## Work to complete
Render every line of the records below as a JSON list of strings, one string per line, with blank lines omitted.

[Element box records]
= = = =

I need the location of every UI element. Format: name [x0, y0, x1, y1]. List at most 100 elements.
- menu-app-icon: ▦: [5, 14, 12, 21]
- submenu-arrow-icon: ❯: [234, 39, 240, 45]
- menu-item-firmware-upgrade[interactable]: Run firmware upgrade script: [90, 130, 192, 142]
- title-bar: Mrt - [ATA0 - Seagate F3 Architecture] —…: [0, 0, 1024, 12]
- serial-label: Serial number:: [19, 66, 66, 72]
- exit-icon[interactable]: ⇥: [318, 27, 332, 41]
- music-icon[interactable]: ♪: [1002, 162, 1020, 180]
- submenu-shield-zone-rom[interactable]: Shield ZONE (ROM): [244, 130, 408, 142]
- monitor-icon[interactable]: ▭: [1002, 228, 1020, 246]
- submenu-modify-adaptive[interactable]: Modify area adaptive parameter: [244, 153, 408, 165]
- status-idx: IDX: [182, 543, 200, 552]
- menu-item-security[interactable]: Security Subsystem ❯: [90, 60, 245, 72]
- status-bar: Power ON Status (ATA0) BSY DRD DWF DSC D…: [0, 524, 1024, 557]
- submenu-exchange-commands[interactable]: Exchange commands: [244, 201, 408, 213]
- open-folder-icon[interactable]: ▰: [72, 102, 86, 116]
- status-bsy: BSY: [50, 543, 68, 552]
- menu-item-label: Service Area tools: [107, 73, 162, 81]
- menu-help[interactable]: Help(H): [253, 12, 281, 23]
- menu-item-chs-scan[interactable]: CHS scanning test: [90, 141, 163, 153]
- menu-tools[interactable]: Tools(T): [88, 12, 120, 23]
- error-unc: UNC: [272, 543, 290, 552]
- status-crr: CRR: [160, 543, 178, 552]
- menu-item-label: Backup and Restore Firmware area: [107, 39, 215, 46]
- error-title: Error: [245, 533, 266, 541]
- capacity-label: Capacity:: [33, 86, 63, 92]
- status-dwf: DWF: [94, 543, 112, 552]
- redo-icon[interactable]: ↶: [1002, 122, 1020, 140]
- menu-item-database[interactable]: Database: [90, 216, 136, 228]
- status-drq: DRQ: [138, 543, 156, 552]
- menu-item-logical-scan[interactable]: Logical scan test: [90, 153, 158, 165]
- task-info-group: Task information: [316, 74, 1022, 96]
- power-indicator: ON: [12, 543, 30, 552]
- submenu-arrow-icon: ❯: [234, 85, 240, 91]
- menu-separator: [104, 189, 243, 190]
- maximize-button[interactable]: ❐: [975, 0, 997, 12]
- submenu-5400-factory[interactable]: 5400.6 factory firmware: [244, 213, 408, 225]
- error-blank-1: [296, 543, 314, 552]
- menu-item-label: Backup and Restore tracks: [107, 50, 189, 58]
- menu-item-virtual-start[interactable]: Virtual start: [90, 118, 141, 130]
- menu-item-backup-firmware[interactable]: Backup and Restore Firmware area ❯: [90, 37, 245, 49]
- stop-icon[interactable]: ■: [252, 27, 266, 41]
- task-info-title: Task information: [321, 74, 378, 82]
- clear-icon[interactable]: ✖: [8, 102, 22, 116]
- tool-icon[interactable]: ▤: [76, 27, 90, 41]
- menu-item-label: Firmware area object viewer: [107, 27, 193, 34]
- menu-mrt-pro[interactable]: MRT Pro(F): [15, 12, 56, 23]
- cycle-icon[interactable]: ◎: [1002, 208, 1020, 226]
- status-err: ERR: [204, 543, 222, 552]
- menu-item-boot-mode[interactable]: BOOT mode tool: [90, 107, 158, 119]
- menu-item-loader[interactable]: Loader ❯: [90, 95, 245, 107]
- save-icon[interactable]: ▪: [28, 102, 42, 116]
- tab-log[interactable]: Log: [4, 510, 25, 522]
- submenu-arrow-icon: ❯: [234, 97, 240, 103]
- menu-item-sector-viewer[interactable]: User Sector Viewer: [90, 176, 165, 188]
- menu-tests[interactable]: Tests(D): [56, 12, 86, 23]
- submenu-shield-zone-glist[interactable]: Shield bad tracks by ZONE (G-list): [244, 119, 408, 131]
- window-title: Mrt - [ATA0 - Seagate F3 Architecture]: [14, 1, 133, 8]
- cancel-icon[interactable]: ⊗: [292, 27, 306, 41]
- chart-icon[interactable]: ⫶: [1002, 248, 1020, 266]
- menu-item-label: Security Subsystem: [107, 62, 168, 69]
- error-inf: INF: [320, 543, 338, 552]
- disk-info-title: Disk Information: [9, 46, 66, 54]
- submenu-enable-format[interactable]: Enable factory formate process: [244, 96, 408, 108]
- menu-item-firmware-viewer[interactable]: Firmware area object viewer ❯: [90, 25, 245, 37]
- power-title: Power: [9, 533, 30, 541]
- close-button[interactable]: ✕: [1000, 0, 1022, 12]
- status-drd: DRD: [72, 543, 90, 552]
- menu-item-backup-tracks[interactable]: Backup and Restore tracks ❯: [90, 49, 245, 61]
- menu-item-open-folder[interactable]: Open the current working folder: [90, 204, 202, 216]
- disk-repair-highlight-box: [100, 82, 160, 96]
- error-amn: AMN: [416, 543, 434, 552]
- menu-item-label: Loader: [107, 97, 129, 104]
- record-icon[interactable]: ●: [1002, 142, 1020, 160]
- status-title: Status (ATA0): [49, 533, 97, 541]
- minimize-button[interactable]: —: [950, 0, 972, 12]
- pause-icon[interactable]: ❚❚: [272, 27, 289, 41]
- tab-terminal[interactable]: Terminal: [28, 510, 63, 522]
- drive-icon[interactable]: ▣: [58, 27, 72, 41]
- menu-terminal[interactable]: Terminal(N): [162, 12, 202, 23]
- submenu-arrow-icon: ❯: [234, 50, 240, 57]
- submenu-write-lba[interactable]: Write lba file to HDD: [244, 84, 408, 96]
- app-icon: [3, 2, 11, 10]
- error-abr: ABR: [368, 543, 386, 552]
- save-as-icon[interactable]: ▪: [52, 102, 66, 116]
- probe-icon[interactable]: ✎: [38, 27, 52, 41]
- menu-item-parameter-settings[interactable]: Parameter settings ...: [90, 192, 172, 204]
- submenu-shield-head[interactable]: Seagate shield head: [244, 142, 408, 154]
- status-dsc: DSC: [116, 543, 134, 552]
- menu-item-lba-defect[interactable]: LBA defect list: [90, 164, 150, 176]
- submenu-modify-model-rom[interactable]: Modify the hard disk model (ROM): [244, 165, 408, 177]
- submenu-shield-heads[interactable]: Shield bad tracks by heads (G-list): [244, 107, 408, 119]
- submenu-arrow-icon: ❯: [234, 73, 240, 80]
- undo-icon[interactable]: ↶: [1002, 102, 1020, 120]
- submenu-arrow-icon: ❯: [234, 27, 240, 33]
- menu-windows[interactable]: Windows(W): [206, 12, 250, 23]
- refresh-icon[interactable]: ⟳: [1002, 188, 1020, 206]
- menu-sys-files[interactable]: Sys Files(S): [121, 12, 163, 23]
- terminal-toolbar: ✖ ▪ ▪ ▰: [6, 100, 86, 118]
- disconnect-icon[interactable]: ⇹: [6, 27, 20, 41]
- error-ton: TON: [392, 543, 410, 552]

= = = =

## Exercise output
[
  "I need the location of every UI element. Format: name [x0, y0, x1, y1]. List at most 100 elements.",
  "- menu-app-icon: ▦: [5, 14, 12, 21]",
  "- submenu-arrow-icon: ❯: [234, 39, 240, 45]",
  "- menu-item-firmware-upgrade[interactable]: Run firmware upgrade script: [90, 130, 192, 142]",
  "- title-bar: Mrt - [ATA0 - Seagate F3 Architecture] —…: [0, 0, 1024, 12]",
  "- serial-label: Serial number:: [19, 66, 66, 72]",
  "- exit-icon[interactable]: ⇥: [318, 27, 332, 41]",
  "- music-icon[interactable]: ♪: [1002, 162, 1020, 180]",
  "- submenu-shield-zone-rom[interactable]: Shield ZONE (ROM): [244, 130, 408, 142]",
  "- monitor-icon[interactable]: ▭: [1002, 228, 1020, 246]",
  "- submenu-modify-adaptive[interactable]: Modify area adaptive parameter: [244, 153, 408, 165]",
  "- status-idx: IDX: [182, 543, 200, 552]",
  "- menu-item-security[interactable]: Security Subsystem ❯: [90, 60, 245, 72]",
  "- status-bar: Power ON Status (ATA0) BSY DRD DWF DSC D…: [0, 524, 1024, 557]",
  "- submenu-exchange-commands[interactable]: Exchange commands: [244, 201, 408, 213]",
  "- open-folder-icon[interactable]: ▰: [72, 102, 86, 116]",
  "- status-bsy: BSY: [50, 543, 68, 552]",
  "- menu-item-label: Service Area tools: [107, 73, 162, 81]",
  "- menu-help[interactable]: Help(H): [253, 12, 281, 23]",
  "- menu-item-chs-scan[interactable]: CHS scanning test: [90, 141, 163, 153]",
  "- menu-tools[interactable]: Tools(T): [88, 12, 120, 23]",
  "- error-unc: UNC: [272, 543, 290, 552]",
  "- status-crr: CRR: [160, 543, 178, 552]",
  "- menu-item-label: Backup and Restore Firmware area: [107, 39, 215, 46]",
  "- error-title: Error: [245, 533, 266, 541]",
  "- capacity-label: Capacity:: [33, 86, 63, 92]",
  "- status-dwf: DWF: [94, 543, 112, 552]",
  "- redo-icon[interactable]: ↶: [1002, 122, 1020, 140]",
  "- menu-item-database[interactable]: Database: [90, 216, 136, 228]",
  "- status-drq: DRQ: [138, 543, 156, 552]",
  "- menu-item-logical-scan[interactable]: Logical scan test: [90, 153, 158, 165]",
  "- task-info-group: Task information: [316, 74, 1022, 96]",
  "- power-indicator: ON: [12, 543, 30, 552]",
  "- submenu-arrow-icon: ❯: [234, 85, 240, 91]",
  "- menu-separator: [104, 189, 243, 190]",
  "- maximize-button[interactable]: ❐: [975, 0, 997, 12]",
  "- submenu-5400-factory[interactable]: 5400.6 factory firmware: [244, 213, 408, 225]",
  "- error-blank-1: [296, 543, 314, 552]",
  "- menu-item-label: Backup and Restore tracks: [107, 50, 189, 58]",
  "- menu-item-virtual-start[interactable]: Virtual start: [90, 118, 141, 130]",
  "- menu-item-backup-firmware[interactable]: Backup and Restore Firmware area ❯: [90, 37, 245, 49]",
  "- stop-icon[interactable]: ■: [252, 27, 266, 41]",
  "- task-info-title: Task information: [321, 74, 378, 82]",
  "- clear-icon[interactable]: ✖: [8, 102, 22, 116]",
  "- tool-icon[interactable]: ▤: [76, 27, 90, 41]",
  "- menu-item-label: Firmware area object viewer: [107, 27, 193, 34]",
  "- menu-mrt-pro[interactable]: MRT Pro(F): [15, 12, 56, 23]",
  "- cycle-icon[interactable]: ◎: [1002, 208, 1020, 226]",
  "- status-err: ERR: [204, 543, 222, 552]",
  "- menu-item-boot-mode[interactable]: BOOT mode tool: [90, 107, 158, 119]",
  "- menu-item-loader[interactable]: Loader ❯: [90, 95, 245, 107]",
  "- save-icon[interactable]: ▪: [28, 102, 42, 116]",
  "- tab-log[interactable]: Log: [4, 510, 25, 522]",
  "- submenu-arrow-icon: ❯: [234, 97, 240, 103]",
  "- menu-item-sector-viewer[interactable]: User Sector Viewer: [90, 176, 165, 188]",
  "- menu-tests[interactable]: Tests(D): [56, 12, 86, 23]",
  "- submenu-shield-zone-glist[interactable]: Shield bad tracks by ZONE (G-list): [244, 119, 408, 131]",
  "- window-title: Mrt - [ATA0 - Seagate F3 Architecture]: [14, 1, 133, 8]",
  "- cancel-icon[interactable]: ⊗: [292, 27, 306, 41]",
  "- chart-icon[interactable]: ⫶: [1002, 248, 1020, 266]",
  "- menu-item-label: Security Subsystem: [107, 62, 168, 69]",
  "- error-inf: INF: [320, 543, 338, 552]",
  "- disk-info-title: Disk Information: [9, 46, 66, 54]",
  "- submenu-enable-format[interactable]: Enable factory formate process: [244, 96, 408, 108]",
  "- menu-item-firmware-viewer[interactable]: Firmware area object viewer ❯: [90, 25, 245, 37]",
  "- power-title: Power: [9, 533, 30, 541]",
  "- close-button[interactable]: ✕: [1000, 0, 1022, 12]",
  "- status-drd: DRD: [72, 543, 90, 552]",
  "- menu-item-backup-tracks[interactable]: Backup and Restore tracks ❯: [90, 49, 245, 61]",
  "- menu-item-open-folder[interactable]: Open the current working folder: [90, 204, 202, 216]",
  "- disk-repair-highlight-box: [100, 82, 160, 96]",
  "- error-amn: AMN: [416, 543, 434, 552]",
  "- menu-item-label: Loader: [107, 97, 129, 104]",
  "- record-icon[interactable]: ●: [1002, 142, 1020, 160]",
  "- status-title: Status (ATA0): [49, 533, 97, 541]",
  "- minimize-button[interactable]: —: [950, 0, 972, 12]",
  "- pause-icon[interactable]: ❚❚: [272, 27, 289, 41]",
  "- tab-terminal[interactable]: Terminal: [28, 510, 63, 522]",
  "- drive-icon[interactable]: ▣: [58, 27, 72, 41]",
  "- menu-terminal[interactable]: Terminal(N): [162, 12, 202, 23]",
  "- submenu-arrow-icon: ❯: [234, 50, 240, 57]",
  "- submenu-write-lba[interactable]: Write lba file to HDD: [244, 84, 408, 96]",
  "- app-icon: [3, 2, 11, 10]",
  "- error-abr: ABR: [368, 543, 386, 552]",
  "- save-as-icon[interactable]: ▪: [52, 102, 66, 116]",
  "- probe-icon[interactable]: ✎: [38, 27, 52, 41]",
  "- menu-item-parameter-settings[interactable]: Parameter settings ...: [90, 192, 172, 204]",
  "- submenu-shield-head[interactable]: Seagate shield head: [244, 142, 408, 154]",
  "- status-dsc: DSC: [116, 543, 134, 552]",
  "- menu-item-lba-defect[interactable]: LBA defect list: [90, 164, 150, 176]",
  "- submenu-modify-model-rom[interactable]: Modify the hard disk model (ROM): [244, 165, 408, 177]",
  "- submenu-shield-heads[interactable]: Shield bad tracks by heads (G-list): [244, 107, 408, 119]",
  "- submenu-arrow-icon: ❯: [234, 73, 240, 80]",
  "- undo-icon[interactable]: ↶: [1002, 102, 1020, 120]",
  "- submenu-arrow-icon: ❯: [234, 27, 240, 33]",
  "- menu-windows[interactable]: Windows(W): [206, 12, 250, 23]",
  "- refresh-icon[interactable]: ⟳: [1002, 188, 1020, 206]",
  "- menu-sys-files[interactable]: Sys Files(S): [121, 12, 163, 23]",
  "- terminal-toolbar: ✖ ▪ ▪ ▰: [6, 100, 86, 118]",
  "- disconnect-icon[interactable]: ⇹: [6, 27, 20, 41]",
  "- error-ton: TON: [392, 543, 410, 552]"
]